**DATASET ROWS**
---------------
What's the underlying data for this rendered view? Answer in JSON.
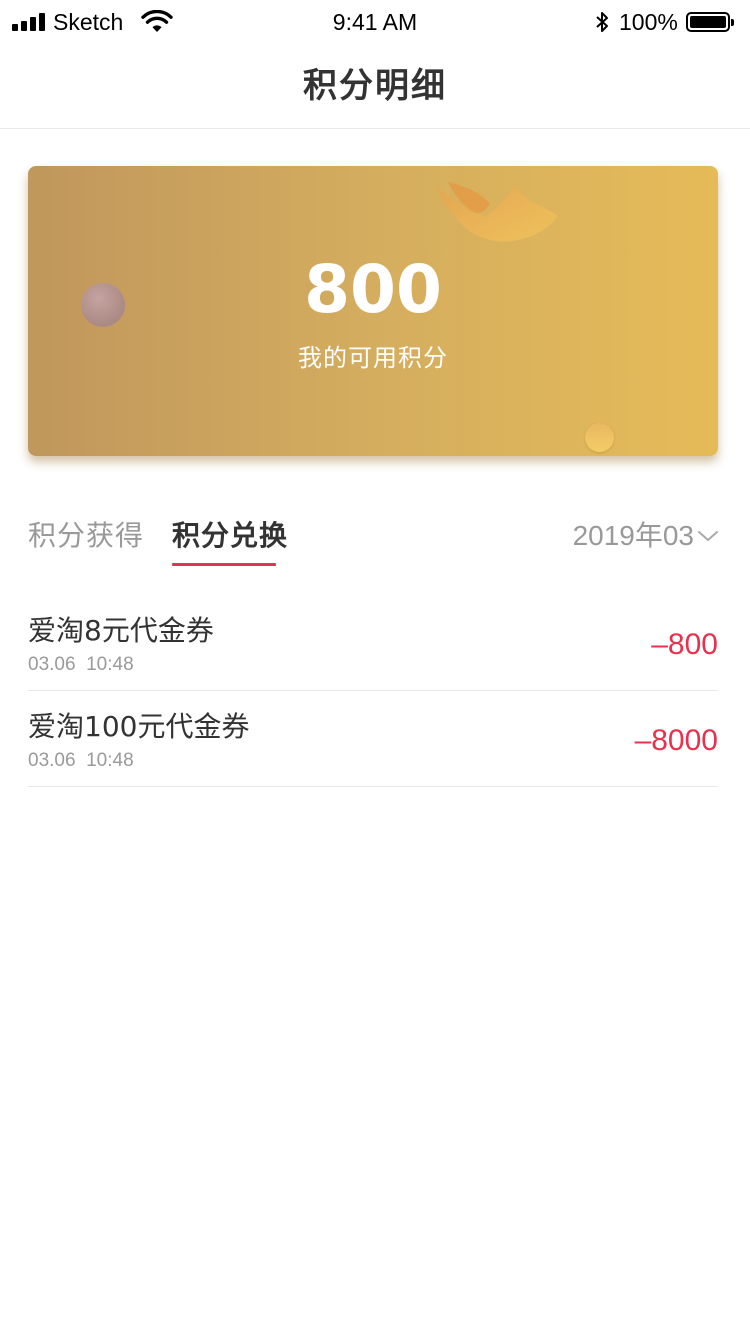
{
  "status_bar": {
    "carrier": "Sketch",
    "time": "9:41 AM",
    "battery": "100%",
    "icons": [
      "signal-icon",
      "wifi-icon",
      "bluetooth-icon",
      "battery-icon"
    ]
  },
  "header": {
    "title": "积分明细"
  },
  "points_card": {
    "value": "800",
    "label": "我的可用积分",
    "gradient_colors": [
      "#c0975c",
      "#e5bb58"
    ]
  },
  "tabs": [
    {
      "label": "积分获得",
      "active": false
    },
    {
      "label": "积分兑换",
      "active": true
    }
  ],
  "date_filter": {
    "value": "2019年03",
    "icon": "chevron-down-icon"
  },
  "records": [
    {
      "title": "爱淘8元代金券",
      "time": "03.06  10:48",
      "amount": "–800"
    },
    {
      "title": "爱淘100元代金券",
      "time": "03.06  10:48",
      "amount": "–8000"
    }
  ],
  "colors": {
    "accent": "#e8314d",
    "primary_text": "#333333",
    "secondary_text": "#999999"
  }
}
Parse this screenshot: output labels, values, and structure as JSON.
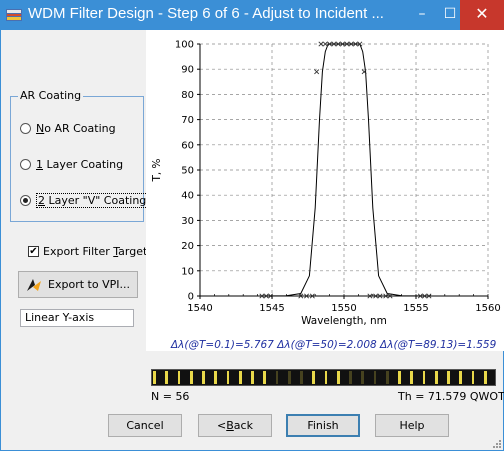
{
  "window": {
    "title": "WDM Filter Design - Step 6 of 6 - Adjust to Incident ...",
    "minimize_glyph": "–",
    "maximize_glyph": "☐",
    "close_glyph": "✕"
  },
  "ar_coating": {
    "legend": "AR Coating",
    "options": [
      {
        "mnemonic": "N",
        "rest": "o AR Coating",
        "checked": false
      },
      {
        "mnemonic": "1",
        "rest": " Layer Coating",
        "checked": false
      },
      {
        "mnemonic": "2",
        "rest": " Layer \"V\" Coating",
        "checked": true
      }
    ]
  },
  "export_filter": {
    "label_pre": "Export Filter ",
    "mnemonic": "T",
    "label_post": "arget",
    "checked": true,
    "check_glyph": "✔"
  },
  "export_button": {
    "label": "Export to VPI..."
  },
  "y_axis_mode": {
    "value": "Linear Y-axis"
  },
  "chart_data": {
    "type": "line",
    "xlabel": "Wavelength, nm",
    "ylabel": "T, %",
    "xlim": [
      1540,
      1560
    ],
    "ylim": [
      0,
      100
    ],
    "x_ticks": [
      1540,
      1545,
      1550,
      1555,
      1560
    ],
    "y_ticks": [
      0,
      10,
      20,
      30,
      40,
      50,
      60,
      70,
      80,
      90,
      100
    ],
    "grid": true,
    "series": [
      {
        "x": [
          1540,
          1544,
          1546,
          1547,
          1547.6,
          1548.0,
          1548.3,
          1548.5,
          1548.7,
          1548.9,
          1549.3,
          1550,
          1550.7,
          1551.1,
          1551.3,
          1551.5,
          1551.7,
          1552.0,
          1552.4,
          1553,
          1554,
          1556,
          1560
        ],
        "y": [
          0.0,
          0.0,
          0.1,
          1.0,
          8.0,
          35.0,
          70.0,
          89.0,
          97.0,
          100,
          100,
          100,
          100,
          100,
          97.0,
          89.0,
          70.0,
          35.0,
          8.0,
          1.0,
          0.1,
          0.0,
          0.0
        ]
      }
    ],
    "markers": {
      "x": [
        1547,
        1547.4,
        1547.8,
        1548.1,
        1548.4,
        1548.7,
        1549.0,
        1549.3,
        1549.6,
        1549.9,
        1550.2,
        1550.5,
        1550.8,
        1551.1,
        1551.4,
        1551.8,
        1552.2,
        1552.5,
        1552.9,
        1553.2
      ],
      "y": [
        0.0,
        0.0,
        0.0,
        89.0,
        100,
        100,
        100,
        100,
        100,
        100,
        100,
        100,
        100,
        100,
        89.0,
        0.0,
        0.0,
        0.0,
        0.0,
        0.0
      ]
    },
    "bottom_markers_x": [
      1544.3,
      1544.6,
      1544.9,
      1555.3,
      1555.6,
      1555.9
    ],
    "annotation": "Δλ(@T=0.1)=5.767  Δλ(@T=50)=2.008  Δλ(@T=89.13)=1.559"
  },
  "layer_stack": {
    "count_text": "N = 56",
    "thickness_text": "Th = 71.579 QWOT"
  },
  "buttons": {
    "cancel": "Cancel",
    "back_pre": "< ",
    "back_mnemonic": "B",
    "back_post": "ack",
    "finish": "Finish",
    "help": "Help"
  },
  "colors": {
    "titlebar": "#3b8fd6",
    "close": "#c7372c",
    "annotation": "#1f2fa0",
    "layer_dark": "#111111",
    "layer_light": "#e8d84a"
  }
}
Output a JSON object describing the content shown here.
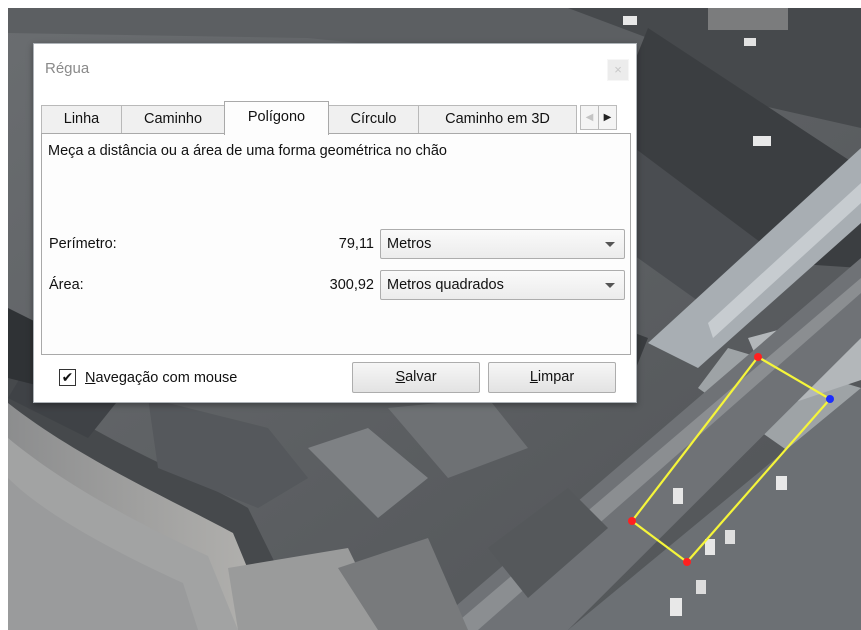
---------------
**WHAT IS EXPECTED**
Retype all of the entries exactly as written, leaving out any images.

**SOLVED EXERCISE**
What's the underlying data for this rendered view? Answer in JSON.
{
  "status_bar": {
    "carrier": "Sketch",
    "time": "9:41 AM",
    "battery": "100%",
    "icons": [
      "signal-icon",
      "wifi-icon",
      "bluetooth-icon",
      "battery-icon"
    ]
  },
  "header": {
    "title": "积分明细"
  },
  "points_card": {
    "value": "800",
    "label": "我的可用积分",
    "gradient_colors": [
      "#c0975c",
      "#e5bb58"
    ]
  },
  "tabs": [
    {
      "label": "积分获得",
      "active": false
    },
    {
      "label": "积分兑换",
      "active": true
    }
  ],
  "date_filter": {
    "value": "2019年03",
    "icon": "chevron-down-icon"
  },
  "records": [
    {
      "title": "爱淘8元代金券",
      "time": "03.06  10:48",
      "amount": "–800"
    },
    {
      "title": "爱淘100元代金券",
      "time": "03.06  10:48",
      "amount": "–8000"
    }
  ],
  "colors": {
    "accent": "#e8314d",
    "primary_text": "#333333",
    "secondary_text": "#999999"
  }
}
Parse this screenshot: output labels, values, and structure as JSON.
{
  "window": {
    "title": "WDM Filter Design - Step 6 of 6 - Adjust to Incident ...",
    "minimize_glyph": "–",
    "maximize_glyph": "☐",
    "close_glyph": "✕"
  },
  "ar_coating": {
    "legend": "AR Coating",
    "options": [
      {
        "mnemonic": "N",
        "rest": "o AR Coating",
        "checked": false
      },
      {
        "mnemonic": "1",
        "rest": " Layer Coating",
        "checked": false
      },
      {
        "mnemonic": "2",
        "rest": " Layer \"V\" Coating",
        "checked": true
      }
    ]
  },
  "export_filter": {
    "label_pre": "Export Filter ",
    "mnemonic": "T",
    "label_post": "arget",
    "checked": true,
    "check_glyph": "✔"
  },
  "export_button": {
    "label": "Export to VPI..."
  },
  "y_axis_mode": {
    "value": "Linear Y-axis"
  },
  "chart_data": {
    "type": "line",
    "xlabel": "Wavelength, nm",
    "ylabel": "T, %",
    "xlim": [
      1540,
      1560
    ],
    "ylim": [
      0,
      100
    ],
    "x_ticks": [
      1540,
      1545,
      1550,
      1555,
      1560
    ],
    "y_ticks": [
      0,
      10,
      20,
      30,
      40,
      50,
      60,
      70,
      80,
      90,
      100
    ],
    "grid": true,
    "series": [
      {
        "x": [
          1540,
          1544,
          1546,
          1547,
          1547.6,
          1548.0,
          1548.3,
          1548.5,
          1548.7,
          1548.9,
          1549.3,
          1550,
          1550.7,
          1551.1,
          1551.3,
          1551.5,
          1551.7,
          1552.0,
          1552.4,
          1553,
          1554,
          1556,
          1560
        ],
        "y": [
          0.0,
          0.0,
          0.1,
          1.0,
          8.0,
          35.0,
          70.0,
          89.0,
          97.0,
          100,
          100,
          100,
          100,
          100,
          97.0,
          89.0,
          70.0,
          35.0,
          8.0,
          1.0,
          0.1,
          0.0,
          0.0
        ]
      }
    ],
    "markers": {
      "x": [
        1547,
        1547.4,
        1547.8,
        1548.1,
        1548.4,
        1548.7,
        1549.0,
        1549.3,
        1549.6,
        1549.9,
        1550.2,
        1550.5,
        1550.8,
        1551.1,
        1551.4,
        1551.8,
        1552.2,
        1552.5,
        1552.9,
        1553.2
      ],
      "y": [
        0.0,
        0.0,
        0.0,
        89.0,
        100,
        100,
        100,
        100,
        100,
        100,
        100,
        100,
        100,
        100,
        89.0,
        0.0,
        0.0,
        0.0,
        0.0,
        0.0
      ]
    },
    "bottom_markers_x": [
      1544.3,
      1544.6,
      1544.9,
      1555.3,
      1555.6,
      1555.9
    ],
    "annotation": "Δλ(@T=0.1)=5.767  Δλ(@T=50)=2.008  Δλ(@T=89.13)=1.559"
  },
  "layer_stack": {
    "count_text": "N = 56",
    "thickness_text": "Th = 71.579 QWOT"
  },
  "buttons": {
    "cancel": "Cancel",
    "back_pre": "< ",
    "back_mnemonic": "B",
    "back_post": "ack",
    "finish": "Finish",
    "help": "Help"
  },
  "colors": {
    "titlebar": "#3b8fd6",
    "close": "#c7372c",
    "annotation": "#1f2fa0",
    "layer_dark": "#111111",
    "layer_light": "#e8d84a"
  }
}
Output a JSON object describing the content shown here.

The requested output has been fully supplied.